## SUPPLIED MATERIAL:
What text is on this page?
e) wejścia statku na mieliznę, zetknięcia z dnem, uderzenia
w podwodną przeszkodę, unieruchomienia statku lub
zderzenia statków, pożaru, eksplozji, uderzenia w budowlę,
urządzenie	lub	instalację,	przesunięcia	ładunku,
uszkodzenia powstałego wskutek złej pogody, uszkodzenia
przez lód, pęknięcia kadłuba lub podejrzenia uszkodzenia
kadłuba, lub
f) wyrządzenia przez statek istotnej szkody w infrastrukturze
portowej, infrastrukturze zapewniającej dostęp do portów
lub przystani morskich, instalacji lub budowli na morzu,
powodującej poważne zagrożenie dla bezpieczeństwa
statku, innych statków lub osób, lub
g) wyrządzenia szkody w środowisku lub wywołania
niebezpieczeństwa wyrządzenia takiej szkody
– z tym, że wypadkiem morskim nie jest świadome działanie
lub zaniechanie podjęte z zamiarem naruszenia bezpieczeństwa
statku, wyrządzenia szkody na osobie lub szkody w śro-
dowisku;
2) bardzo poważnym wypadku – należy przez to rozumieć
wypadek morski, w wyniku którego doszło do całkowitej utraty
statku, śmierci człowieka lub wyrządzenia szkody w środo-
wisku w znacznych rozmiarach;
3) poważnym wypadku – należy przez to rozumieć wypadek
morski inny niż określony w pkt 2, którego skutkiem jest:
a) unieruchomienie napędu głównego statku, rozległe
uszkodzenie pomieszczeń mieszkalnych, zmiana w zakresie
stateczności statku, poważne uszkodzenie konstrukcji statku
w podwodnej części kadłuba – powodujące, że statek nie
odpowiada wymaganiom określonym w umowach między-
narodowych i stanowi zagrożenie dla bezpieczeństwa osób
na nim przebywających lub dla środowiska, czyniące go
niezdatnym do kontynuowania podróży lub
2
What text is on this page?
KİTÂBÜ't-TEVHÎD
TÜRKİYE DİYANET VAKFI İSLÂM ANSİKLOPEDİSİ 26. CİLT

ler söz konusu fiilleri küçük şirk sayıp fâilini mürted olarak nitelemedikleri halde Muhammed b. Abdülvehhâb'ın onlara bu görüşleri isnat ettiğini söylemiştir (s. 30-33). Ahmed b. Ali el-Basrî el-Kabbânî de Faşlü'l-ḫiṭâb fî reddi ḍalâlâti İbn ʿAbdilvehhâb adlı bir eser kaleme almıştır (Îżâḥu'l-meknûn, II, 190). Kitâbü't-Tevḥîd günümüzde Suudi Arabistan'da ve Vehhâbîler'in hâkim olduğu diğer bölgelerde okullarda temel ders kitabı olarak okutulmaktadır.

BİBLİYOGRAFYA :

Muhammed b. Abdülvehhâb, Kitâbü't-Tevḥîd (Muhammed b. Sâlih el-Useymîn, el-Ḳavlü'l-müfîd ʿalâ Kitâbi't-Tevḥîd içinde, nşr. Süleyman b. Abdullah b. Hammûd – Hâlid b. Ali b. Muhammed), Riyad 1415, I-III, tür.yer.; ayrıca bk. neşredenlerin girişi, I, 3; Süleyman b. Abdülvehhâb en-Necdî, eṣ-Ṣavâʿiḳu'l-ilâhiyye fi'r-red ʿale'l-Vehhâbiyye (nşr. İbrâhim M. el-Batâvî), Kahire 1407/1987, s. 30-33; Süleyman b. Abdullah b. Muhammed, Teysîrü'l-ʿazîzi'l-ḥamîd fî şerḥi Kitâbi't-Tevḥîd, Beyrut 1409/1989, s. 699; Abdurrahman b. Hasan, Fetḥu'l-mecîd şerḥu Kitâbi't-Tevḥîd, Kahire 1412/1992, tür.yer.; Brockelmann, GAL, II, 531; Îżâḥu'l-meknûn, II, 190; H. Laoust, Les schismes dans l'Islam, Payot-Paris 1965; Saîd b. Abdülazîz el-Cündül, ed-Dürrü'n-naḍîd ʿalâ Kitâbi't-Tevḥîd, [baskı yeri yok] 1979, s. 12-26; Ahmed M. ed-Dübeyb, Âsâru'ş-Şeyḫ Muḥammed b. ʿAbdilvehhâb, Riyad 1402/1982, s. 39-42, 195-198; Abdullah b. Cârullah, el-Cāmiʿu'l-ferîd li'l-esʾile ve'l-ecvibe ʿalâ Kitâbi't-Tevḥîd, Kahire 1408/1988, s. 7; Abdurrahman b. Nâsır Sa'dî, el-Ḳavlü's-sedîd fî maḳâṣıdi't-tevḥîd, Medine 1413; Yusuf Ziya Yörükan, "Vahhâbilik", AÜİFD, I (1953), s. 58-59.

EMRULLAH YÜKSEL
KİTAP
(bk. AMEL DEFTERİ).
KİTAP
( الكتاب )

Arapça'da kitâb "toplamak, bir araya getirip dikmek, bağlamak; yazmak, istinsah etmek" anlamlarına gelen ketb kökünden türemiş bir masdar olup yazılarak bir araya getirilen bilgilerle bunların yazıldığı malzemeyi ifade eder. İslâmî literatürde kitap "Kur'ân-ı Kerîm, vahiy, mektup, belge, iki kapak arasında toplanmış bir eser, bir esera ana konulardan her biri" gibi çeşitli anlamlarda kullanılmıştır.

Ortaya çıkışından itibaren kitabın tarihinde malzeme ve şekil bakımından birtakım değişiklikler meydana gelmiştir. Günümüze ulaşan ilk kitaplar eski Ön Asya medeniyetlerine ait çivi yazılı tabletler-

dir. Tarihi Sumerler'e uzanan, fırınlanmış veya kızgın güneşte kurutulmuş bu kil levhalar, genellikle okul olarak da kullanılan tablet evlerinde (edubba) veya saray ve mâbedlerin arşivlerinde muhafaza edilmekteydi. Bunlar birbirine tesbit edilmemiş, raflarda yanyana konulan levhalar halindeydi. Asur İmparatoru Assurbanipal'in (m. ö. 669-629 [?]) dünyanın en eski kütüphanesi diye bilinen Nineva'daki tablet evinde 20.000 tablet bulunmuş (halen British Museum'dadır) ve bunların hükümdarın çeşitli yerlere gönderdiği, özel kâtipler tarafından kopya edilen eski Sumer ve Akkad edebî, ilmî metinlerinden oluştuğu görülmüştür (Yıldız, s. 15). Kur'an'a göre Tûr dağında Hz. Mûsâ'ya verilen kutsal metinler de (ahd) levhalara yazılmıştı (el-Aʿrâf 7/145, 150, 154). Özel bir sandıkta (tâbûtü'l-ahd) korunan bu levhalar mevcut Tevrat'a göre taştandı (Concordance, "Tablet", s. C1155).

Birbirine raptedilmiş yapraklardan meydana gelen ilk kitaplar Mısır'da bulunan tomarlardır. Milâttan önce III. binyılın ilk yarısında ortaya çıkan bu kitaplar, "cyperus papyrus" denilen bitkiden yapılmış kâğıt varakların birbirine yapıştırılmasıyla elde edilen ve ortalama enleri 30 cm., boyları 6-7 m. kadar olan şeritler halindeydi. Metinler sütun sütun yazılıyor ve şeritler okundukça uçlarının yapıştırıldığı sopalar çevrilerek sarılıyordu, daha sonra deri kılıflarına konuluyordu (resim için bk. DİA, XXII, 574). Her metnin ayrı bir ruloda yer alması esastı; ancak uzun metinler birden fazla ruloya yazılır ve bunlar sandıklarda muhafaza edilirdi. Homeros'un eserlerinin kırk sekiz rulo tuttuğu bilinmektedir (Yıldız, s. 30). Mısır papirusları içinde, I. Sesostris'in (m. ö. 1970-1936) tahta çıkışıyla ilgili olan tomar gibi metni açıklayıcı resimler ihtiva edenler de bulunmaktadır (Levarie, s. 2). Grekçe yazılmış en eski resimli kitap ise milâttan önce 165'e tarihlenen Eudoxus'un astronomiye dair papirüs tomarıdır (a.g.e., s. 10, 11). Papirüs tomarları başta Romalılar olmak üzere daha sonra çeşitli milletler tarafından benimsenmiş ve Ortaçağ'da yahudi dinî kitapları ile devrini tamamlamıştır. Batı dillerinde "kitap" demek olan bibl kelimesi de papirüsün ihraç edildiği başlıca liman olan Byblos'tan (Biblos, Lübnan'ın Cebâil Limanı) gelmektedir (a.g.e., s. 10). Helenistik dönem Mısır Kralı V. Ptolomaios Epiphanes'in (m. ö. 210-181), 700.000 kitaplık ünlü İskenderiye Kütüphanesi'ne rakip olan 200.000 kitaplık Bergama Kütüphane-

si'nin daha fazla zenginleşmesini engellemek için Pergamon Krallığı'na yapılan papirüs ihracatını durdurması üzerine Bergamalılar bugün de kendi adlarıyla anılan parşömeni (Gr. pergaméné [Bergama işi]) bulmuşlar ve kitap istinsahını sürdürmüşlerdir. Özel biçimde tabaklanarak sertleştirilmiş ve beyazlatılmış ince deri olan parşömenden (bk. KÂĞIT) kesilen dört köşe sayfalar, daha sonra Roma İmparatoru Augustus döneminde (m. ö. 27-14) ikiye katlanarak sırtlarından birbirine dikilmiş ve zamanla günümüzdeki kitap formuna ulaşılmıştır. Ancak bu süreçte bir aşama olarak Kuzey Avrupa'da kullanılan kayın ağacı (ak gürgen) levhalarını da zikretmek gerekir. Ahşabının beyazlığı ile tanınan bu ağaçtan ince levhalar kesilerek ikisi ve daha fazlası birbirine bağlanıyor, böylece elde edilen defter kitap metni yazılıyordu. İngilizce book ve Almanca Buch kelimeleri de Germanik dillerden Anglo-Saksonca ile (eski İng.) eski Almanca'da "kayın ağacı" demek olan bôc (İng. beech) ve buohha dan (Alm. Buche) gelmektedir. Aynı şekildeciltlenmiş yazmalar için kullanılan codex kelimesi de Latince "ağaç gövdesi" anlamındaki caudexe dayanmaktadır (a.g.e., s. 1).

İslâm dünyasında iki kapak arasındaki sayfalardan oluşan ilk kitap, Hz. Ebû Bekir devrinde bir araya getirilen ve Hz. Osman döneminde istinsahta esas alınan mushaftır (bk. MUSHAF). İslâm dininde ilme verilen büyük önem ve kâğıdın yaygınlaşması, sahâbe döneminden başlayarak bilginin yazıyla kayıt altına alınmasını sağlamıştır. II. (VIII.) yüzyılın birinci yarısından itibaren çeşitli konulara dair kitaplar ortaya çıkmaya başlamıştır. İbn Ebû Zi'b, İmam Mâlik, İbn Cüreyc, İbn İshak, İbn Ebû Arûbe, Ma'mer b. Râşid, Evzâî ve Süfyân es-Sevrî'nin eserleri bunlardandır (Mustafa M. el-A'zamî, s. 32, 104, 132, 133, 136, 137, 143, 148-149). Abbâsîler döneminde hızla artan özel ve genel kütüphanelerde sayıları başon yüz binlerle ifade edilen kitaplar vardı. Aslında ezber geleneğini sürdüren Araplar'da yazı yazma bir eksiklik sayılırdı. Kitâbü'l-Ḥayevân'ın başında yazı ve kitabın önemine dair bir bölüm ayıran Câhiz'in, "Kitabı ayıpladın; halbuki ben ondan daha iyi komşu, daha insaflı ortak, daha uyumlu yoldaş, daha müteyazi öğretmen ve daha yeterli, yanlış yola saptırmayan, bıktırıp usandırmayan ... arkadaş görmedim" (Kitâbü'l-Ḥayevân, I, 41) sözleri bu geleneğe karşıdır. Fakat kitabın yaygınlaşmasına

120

## STATED GOAL:
Determine how many lines in the listing above hold the word "kadłuba", answering with the number only.

## CORRECT RESULT:
3